## THE INPUT
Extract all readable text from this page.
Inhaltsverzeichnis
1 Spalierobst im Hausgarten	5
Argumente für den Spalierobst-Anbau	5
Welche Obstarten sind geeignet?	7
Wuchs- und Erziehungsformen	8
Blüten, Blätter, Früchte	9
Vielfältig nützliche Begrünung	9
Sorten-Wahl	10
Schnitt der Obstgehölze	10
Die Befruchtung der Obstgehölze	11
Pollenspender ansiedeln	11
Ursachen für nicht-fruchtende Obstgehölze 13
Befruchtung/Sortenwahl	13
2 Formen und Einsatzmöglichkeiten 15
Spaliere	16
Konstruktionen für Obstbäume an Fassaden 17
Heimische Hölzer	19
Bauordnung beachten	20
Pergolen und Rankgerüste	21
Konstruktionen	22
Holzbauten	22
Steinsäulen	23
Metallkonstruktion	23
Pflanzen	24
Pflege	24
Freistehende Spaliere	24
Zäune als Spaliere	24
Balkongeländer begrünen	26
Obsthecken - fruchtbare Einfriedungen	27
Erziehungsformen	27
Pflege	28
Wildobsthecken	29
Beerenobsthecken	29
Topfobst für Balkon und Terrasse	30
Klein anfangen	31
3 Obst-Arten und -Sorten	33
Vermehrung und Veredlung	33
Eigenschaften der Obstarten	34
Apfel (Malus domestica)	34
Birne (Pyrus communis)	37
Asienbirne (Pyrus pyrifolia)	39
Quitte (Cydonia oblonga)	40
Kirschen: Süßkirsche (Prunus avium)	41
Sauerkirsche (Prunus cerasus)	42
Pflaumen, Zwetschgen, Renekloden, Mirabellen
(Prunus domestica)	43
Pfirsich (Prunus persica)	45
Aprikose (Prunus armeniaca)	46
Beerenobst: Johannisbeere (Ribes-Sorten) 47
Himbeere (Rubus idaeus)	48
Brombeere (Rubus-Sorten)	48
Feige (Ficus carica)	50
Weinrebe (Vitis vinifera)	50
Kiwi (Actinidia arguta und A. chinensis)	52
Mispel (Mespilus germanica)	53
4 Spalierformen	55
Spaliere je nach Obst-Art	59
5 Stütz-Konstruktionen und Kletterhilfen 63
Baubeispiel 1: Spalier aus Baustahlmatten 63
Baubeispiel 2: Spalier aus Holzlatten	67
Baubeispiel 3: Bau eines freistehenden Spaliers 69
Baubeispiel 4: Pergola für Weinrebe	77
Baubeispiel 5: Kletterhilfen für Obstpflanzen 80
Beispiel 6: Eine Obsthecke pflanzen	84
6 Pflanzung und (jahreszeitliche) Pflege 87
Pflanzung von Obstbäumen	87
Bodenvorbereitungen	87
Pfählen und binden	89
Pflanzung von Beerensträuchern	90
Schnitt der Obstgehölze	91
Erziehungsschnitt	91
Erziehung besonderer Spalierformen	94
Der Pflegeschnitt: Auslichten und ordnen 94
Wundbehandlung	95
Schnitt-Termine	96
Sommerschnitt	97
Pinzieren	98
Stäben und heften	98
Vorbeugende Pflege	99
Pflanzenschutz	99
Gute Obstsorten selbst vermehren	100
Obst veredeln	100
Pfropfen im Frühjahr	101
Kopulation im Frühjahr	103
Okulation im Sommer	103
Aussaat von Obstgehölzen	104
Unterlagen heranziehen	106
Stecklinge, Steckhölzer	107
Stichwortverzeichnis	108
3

## PROBLEM DETAILS
Each record must be repeated exactly as it is.

## THE ANSWER
Extract all readable text from this page.
Inhaltsverzeichnis
1 Spalierobst im Hausgarten	5
Argumente für den Spalierobst-Anbau	5
Welche Obstarten sind geeignet?	7
Wuchs- und Erziehungsformen	8
Blüten, Blätter, Früchte	9
Vielfältig nützliche Begrünung	9
Sorten-Wahl	10
Schnitt der Obstgehölze	10
Die Befruchtung der Obstgehölze	11
Pollenspender ansiedeln	11
Ursachen für nicht-fruchtende Obstgehölze 13
Befruchtung/Sortenwahl	13
2 Formen und Einsatzmöglichkeiten 15
Spaliere	16
Konstruktionen für Obstbäume an Fassaden 17
Heimische Hölzer	19
Bauordnung beachten	20
Pergolen und Rankgerüste	21
Konstruktionen	22
Holzbauten	22
Steinsäulen	23
Metallkonstruktion	23
Pflanzen	24
Pflege	24
Freistehende Spaliere	24
Zäune als Spaliere	24
Balkongeländer begrünen	26
Obsthecken - fruchtbare Einfriedungen	27
Erziehungsformen	27
Pflege	28
Wildobsthecken	29
Beerenobsthecken	29
Topfobst für Balkon und Terrasse	30
Klein anfangen	31
3 Obst-Arten und -Sorten	33
Vermehrung und Veredlung	33
Eigenschaften der Obstarten	34
Apfel (Malus domestica)	34
Birne (Pyrus communis)	37
Asienbirne (Pyrus pyrifolia)	39
Quitte (Cydonia oblonga)	40
Kirschen: Süßkirsche (Prunus avium)	41
Sauerkirsche (Prunus cerasus)	42
Pflaumen, Zwetschgen, Renekloden, Mirabellen
(Prunus domestica)	43
Pfirsich (Prunus persica)	45
Aprikose (Prunus armeniaca)	46
Beerenobst: Johannisbeere (Ribes-Sorten) 47
Himbeere (Rubus idaeus)	48
Brombeere (Rubus-Sorten)	48
Feige (Ficus carica)	50
Weinrebe (Vitis vinifera)	50
Kiwi (Actinidia arguta und A. chinensis)	52
Mispel (Mespilus germanica)	53
4 Spalierformen	55
Spaliere je nach Obst-Art	59
5 Stütz-Konstruktionen und Kletterhilfen 63
Baubeispiel 1: Spalier aus Baustahlmatten 63
Baubeispiel 2: Spalier aus Holzlatten	67
Baubeispiel 3: Bau eines freistehenden Spaliers 69
Baubeispiel 4: Pergola für Weinrebe	77
Baubeispiel 5: Kletterhilfen für Obstpflanzen 80
Beispiel 6: Eine Obsthecke pflanzen	84
6 Pflanzung und (jahreszeitliche) Pflege 87
Pflanzung von Obstbäumen	87
Bodenvorbereitungen	87
Pfählen und binden	89
Pflanzung von Beerensträuchern	90
Schnitt der Obstgehölze	91
Erziehungsschnitt	91
Erziehung besonderer Spalierformen	94
Der Pflegeschnitt: Auslichten und ordnen 94
Wundbehandlung	95
Schnitt-Termine	96
Sommerschnitt	97
Pinzieren	98
Stäben und heften	98
Vorbeugende Pflege	99
Pflanzenschutz	99
Gute Obstsorten selbst vermehren	100
Obst veredeln	100
Pfropfen im Frühjahr	101
Kopulation im Frühjahr	103
Okulation im Sommer	103
Aussaat von Obstgehölzen	104
Unterlagen heranziehen	106
Stecklinge, Steckhölzer	107
Stichwortverzeichnis	108
3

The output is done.